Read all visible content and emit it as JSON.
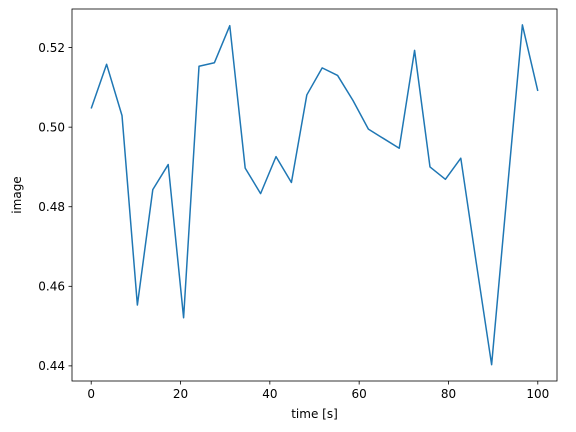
{
  "chart_data": {
    "type": "line",
    "xlabel": "time [s]",
    "ylabel": "image",
    "xlim": [
      -4.3,
      104.3
    ],
    "ylim": [
      0.4362,
      0.5297
    ],
    "xticks": [
      0,
      20,
      40,
      60,
      80,
      100
    ],
    "xtick_labels": [
      "0",
      "20",
      "40",
      "60",
      "80",
      "100"
    ],
    "yticks": [
      0.44,
      0.46,
      0.48,
      0.5,
      0.52
    ],
    "ytick_labels": [
      "0.44",
      "0.46",
      "0.48",
      "0.50",
      "0.52"
    ],
    "grid": false,
    "series": [
      {
        "color": "#1f77b4",
        "x": [
          0,
          3.45,
          6.9,
          10.34,
          13.79,
          17.24,
          20.69,
          24.14,
          27.59,
          31.03,
          34.48,
          37.93,
          41.38,
          44.83,
          48.28,
          51.72,
          55.17,
          58.62,
          62.07,
          65.52,
          68.97,
          72.41,
          75.86,
          79.31,
          82.76,
          86.21,
          89.66,
          93.1,
          96.55,
          100
        ],
        "y": [
          0.5047,
          0.5158,
          0.5029,
          0.4553,
          0.4843,
          0.4906,
          0.4521,
          0.5153,
          0.5162,
          0.5255,
          0.4897,
          0.4833,
          0.4926,
          0.4861,
          0.5081,
          0.5149,
          0.513,
          0.5067,
          0.4995,
          0.4971,
          0.4947,
          0.5193,
          0.49,
          0.4869,
          0.4922,
          0.466,
          0.4403,
          0.4832,
          0.5257,
          0.5091
        ]
      }
    ]
  }
}
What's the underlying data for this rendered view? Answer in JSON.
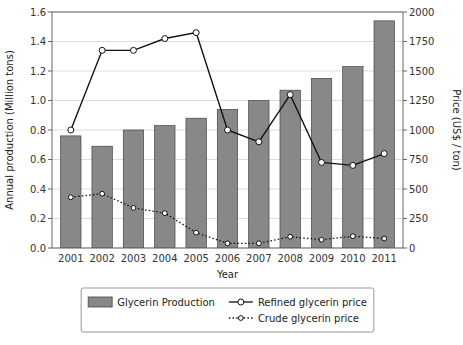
{
  "chart_data": {
    "type": "bar",
    "categories": [
      "2001",
      "2002",
      "2003",
      "2004",
      "2005",
      "2006",
      "2007",
      "2008",
      "2009",
      "2010",
      "2011"
    ],
    "xlabel": "Year",
    "ylabel": "Annual production (Million tons)",
    "y2label": "Price (US$ / ton)",
    "ylim": [
      0.0,
      1.6
    ],
    "yticks": [
      {
        "value": 0.0,
        "label": "0.0"
      },
      0.2,
      0.4,
      0.6,
      0.8,
      {
        "value": 1.0,
        "label": "1.0"
      },
      1.2,
      1.4,
      1.6
    ],
    "y2lim": [
      0,
      2000
    ],
    "y2ticks": [
      0,
      250,
      500,
      750,
      1000,
      1250,
      1500,
      1750,
      2000
    ],
    "grid": true,
    "legend": "bottom",
    "series": [
      {
        "name": "Glycerin Production",
        "type": "bar",
        "color": "#888888",
        "values": [
          0.76,
          0.69,
          0.8,
          0.83,
          0.88,
          0.94,
          1.0,
          1.07,
          1.15,
          1.23,
          1.54
        ]
      },
      {
        "name": "Refined glycerin price",
        "type": "line",
        "axis": "y2",
        "color": "#111111",
        "marker": "circle",
        "line_style": "solid",
        "values": [
          1000,
          1675,
          1675,
          1775,
          1825,
          1000,
          900,
          1300,
          725,
          700,
          800
        ]
      },
      {
        "name": "Crude glycerin price",
        "type": "line",
        "axis": "y2",
        "color": "#111111",
        "marker": "circle",
        "line_style": "dotted",
        "values": [
          430,
          460,
          340,
          295,
          130,
          40,
          40,
          95,
          70,
          100,
          80
        ]
      }
    ]
  }
}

=======

** Problem statement **
Where a line in the material contains "type", copy that line.

** Response to this task **
    "type": "line",
    "type": "bar",
        "type": "bar",
        "type": "line",
        "type": "line",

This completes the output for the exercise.